» What to produce
Scan the listing below and copy every line holding "English".

» Provided records
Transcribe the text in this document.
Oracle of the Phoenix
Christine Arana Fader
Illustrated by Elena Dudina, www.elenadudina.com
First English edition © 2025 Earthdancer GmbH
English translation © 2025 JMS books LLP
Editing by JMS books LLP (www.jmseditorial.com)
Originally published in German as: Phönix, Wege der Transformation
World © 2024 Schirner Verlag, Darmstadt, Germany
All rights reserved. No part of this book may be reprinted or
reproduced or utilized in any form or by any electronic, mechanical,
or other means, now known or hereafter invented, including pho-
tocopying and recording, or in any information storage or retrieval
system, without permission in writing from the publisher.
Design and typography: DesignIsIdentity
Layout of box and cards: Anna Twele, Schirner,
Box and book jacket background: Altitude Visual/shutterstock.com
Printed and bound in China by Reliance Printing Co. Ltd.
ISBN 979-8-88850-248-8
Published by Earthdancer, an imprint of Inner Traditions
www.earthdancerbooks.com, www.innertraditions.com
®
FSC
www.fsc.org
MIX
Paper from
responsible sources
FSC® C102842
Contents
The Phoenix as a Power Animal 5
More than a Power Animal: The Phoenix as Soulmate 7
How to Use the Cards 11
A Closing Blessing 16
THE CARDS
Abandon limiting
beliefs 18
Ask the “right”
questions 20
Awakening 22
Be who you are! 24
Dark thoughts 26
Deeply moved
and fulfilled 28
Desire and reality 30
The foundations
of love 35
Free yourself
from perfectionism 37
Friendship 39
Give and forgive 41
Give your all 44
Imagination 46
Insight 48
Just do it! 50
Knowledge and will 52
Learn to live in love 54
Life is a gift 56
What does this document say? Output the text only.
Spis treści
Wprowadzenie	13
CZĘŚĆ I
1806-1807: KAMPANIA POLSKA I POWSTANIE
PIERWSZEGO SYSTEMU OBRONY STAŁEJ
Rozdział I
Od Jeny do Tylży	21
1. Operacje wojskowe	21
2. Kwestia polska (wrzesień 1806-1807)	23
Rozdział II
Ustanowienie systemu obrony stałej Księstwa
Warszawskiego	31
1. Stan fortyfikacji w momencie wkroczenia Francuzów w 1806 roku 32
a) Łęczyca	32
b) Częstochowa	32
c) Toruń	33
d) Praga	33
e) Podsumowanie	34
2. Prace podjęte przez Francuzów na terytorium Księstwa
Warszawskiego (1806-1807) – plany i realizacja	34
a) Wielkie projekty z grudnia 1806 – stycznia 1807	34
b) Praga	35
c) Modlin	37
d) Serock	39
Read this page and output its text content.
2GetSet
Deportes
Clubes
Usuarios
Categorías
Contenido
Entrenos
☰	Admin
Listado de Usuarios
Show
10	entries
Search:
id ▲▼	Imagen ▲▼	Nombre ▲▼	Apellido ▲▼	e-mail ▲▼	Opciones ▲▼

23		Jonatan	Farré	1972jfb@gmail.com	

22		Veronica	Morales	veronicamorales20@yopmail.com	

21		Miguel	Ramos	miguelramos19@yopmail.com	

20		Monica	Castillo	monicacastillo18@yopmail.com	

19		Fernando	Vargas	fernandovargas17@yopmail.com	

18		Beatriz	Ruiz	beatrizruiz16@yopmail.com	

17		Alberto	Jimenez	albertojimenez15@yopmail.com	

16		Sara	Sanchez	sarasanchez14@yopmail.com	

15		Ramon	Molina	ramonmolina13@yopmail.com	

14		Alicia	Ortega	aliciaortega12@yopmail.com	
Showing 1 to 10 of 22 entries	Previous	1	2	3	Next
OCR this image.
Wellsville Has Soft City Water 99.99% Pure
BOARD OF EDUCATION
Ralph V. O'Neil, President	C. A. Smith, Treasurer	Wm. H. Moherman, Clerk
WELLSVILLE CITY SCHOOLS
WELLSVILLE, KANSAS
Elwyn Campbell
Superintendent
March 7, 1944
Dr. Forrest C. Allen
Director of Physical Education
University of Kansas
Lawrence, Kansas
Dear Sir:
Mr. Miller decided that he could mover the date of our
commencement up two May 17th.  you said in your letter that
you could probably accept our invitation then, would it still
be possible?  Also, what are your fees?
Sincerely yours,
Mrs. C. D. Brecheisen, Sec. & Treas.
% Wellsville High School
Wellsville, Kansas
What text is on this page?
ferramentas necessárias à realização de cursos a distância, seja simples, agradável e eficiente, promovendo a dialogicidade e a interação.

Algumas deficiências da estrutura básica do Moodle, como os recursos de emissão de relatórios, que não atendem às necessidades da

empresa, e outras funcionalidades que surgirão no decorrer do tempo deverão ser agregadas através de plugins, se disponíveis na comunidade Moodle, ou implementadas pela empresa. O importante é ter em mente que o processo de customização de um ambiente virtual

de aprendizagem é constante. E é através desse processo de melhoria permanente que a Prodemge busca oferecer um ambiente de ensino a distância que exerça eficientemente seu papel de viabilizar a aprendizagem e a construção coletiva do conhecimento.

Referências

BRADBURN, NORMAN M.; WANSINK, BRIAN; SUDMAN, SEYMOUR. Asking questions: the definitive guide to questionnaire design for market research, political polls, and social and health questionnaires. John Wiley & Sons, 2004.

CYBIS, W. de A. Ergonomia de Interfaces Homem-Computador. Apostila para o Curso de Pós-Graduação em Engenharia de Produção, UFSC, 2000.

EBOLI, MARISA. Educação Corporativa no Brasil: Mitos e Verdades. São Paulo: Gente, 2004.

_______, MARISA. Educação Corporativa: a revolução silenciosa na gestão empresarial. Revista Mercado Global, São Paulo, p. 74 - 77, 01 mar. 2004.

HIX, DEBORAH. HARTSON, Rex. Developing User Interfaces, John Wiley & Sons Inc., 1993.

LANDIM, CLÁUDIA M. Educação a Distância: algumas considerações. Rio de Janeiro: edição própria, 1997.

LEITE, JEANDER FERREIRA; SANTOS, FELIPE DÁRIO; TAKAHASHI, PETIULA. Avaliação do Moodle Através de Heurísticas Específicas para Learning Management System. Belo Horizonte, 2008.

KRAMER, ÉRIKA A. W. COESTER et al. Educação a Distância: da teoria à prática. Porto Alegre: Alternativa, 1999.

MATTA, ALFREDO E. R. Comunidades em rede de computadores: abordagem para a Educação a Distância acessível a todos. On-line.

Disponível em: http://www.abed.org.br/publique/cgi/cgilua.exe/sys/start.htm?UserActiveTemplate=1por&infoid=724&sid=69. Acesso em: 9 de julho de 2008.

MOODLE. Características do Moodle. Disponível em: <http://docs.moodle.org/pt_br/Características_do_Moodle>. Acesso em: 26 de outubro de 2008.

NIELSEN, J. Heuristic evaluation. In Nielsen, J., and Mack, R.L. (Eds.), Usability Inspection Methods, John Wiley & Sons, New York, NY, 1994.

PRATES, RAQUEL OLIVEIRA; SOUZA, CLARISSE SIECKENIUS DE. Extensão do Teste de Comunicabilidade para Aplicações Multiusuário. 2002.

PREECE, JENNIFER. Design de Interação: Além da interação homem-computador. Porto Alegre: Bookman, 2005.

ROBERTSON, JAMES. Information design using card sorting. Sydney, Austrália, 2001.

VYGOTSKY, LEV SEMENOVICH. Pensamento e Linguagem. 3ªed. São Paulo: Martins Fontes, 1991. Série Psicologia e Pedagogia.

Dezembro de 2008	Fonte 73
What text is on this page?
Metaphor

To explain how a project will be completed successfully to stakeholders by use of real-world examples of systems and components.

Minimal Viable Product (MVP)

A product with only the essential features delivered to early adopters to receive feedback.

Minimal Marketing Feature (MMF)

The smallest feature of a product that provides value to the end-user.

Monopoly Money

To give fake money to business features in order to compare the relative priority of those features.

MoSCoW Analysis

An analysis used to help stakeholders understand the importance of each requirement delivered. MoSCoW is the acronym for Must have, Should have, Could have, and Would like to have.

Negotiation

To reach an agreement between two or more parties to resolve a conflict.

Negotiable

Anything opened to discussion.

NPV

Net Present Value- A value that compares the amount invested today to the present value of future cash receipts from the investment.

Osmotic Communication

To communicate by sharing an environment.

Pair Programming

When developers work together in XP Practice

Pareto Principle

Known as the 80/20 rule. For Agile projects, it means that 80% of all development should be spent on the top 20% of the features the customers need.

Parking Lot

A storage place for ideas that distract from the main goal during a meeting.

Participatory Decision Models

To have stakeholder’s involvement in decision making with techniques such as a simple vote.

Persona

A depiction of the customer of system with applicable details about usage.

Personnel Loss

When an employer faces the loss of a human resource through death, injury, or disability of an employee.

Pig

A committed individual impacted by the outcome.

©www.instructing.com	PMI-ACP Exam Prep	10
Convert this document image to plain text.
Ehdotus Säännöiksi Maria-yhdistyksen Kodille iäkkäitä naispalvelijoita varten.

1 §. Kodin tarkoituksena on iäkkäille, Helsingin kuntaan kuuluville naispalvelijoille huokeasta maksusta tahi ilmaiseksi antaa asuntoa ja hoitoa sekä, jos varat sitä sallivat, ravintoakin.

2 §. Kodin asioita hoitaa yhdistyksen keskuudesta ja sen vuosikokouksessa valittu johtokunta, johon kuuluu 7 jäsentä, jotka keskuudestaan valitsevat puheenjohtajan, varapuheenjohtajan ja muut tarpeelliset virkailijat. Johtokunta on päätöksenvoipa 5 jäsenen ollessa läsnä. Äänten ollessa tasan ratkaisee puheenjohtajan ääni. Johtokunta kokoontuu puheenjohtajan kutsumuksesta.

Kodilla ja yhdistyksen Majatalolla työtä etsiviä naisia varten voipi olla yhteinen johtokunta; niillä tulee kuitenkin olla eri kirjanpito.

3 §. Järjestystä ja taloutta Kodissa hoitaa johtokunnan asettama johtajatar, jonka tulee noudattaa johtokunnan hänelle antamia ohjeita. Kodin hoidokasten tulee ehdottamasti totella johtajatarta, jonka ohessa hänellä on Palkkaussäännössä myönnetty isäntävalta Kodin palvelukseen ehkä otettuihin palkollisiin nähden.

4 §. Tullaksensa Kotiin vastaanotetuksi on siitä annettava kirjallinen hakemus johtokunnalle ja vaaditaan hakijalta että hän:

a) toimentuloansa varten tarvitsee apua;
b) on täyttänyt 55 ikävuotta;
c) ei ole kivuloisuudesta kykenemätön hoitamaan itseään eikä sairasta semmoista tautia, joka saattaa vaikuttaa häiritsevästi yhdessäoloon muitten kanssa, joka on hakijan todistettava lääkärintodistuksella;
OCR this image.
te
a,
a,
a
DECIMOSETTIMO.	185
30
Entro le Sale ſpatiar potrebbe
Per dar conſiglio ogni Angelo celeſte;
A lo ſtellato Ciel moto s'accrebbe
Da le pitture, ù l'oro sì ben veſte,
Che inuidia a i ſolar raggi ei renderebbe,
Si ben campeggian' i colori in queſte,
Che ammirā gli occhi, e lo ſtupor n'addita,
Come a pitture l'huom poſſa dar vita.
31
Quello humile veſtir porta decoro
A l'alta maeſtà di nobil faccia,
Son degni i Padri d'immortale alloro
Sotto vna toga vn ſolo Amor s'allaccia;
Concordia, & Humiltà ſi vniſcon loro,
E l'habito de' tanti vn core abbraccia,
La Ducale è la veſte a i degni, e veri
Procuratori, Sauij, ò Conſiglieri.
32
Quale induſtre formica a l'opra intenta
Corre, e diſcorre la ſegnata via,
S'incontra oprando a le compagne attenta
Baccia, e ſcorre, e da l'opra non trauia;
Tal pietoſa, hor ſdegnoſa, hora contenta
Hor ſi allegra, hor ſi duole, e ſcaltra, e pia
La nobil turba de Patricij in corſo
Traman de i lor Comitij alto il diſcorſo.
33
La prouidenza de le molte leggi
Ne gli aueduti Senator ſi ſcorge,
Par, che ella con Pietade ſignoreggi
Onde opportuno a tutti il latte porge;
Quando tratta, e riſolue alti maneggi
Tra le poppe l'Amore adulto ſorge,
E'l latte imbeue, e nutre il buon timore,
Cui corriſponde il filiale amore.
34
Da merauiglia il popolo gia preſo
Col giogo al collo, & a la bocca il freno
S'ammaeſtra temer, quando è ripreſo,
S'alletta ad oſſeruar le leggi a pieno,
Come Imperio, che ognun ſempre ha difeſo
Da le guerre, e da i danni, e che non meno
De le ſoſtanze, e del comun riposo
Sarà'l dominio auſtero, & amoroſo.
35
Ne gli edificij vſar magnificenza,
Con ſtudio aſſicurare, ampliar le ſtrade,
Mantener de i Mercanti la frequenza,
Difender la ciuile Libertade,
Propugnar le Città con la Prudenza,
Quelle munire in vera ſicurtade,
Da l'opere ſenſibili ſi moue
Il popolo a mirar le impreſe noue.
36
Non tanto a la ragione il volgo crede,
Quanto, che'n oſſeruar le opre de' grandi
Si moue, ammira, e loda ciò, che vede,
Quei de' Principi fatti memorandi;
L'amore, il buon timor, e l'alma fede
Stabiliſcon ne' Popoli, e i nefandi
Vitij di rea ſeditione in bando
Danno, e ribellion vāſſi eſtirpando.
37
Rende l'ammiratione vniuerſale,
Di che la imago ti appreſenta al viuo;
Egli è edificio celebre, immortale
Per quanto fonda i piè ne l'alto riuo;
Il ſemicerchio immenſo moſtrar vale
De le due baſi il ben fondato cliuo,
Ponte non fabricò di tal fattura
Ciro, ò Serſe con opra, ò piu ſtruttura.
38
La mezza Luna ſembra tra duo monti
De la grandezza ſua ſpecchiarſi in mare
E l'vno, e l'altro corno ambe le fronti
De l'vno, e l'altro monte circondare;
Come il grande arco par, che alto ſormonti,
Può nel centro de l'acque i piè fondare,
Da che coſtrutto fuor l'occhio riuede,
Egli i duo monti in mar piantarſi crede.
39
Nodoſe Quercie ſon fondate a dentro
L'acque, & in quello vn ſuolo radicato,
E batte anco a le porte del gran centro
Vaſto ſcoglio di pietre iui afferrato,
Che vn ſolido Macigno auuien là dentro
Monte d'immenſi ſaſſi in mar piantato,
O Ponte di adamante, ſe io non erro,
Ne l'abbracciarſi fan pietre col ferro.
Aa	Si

» Right answer
First English edition © 2025 Earthdancer GmbH
English translation © 2025 JMS books LLP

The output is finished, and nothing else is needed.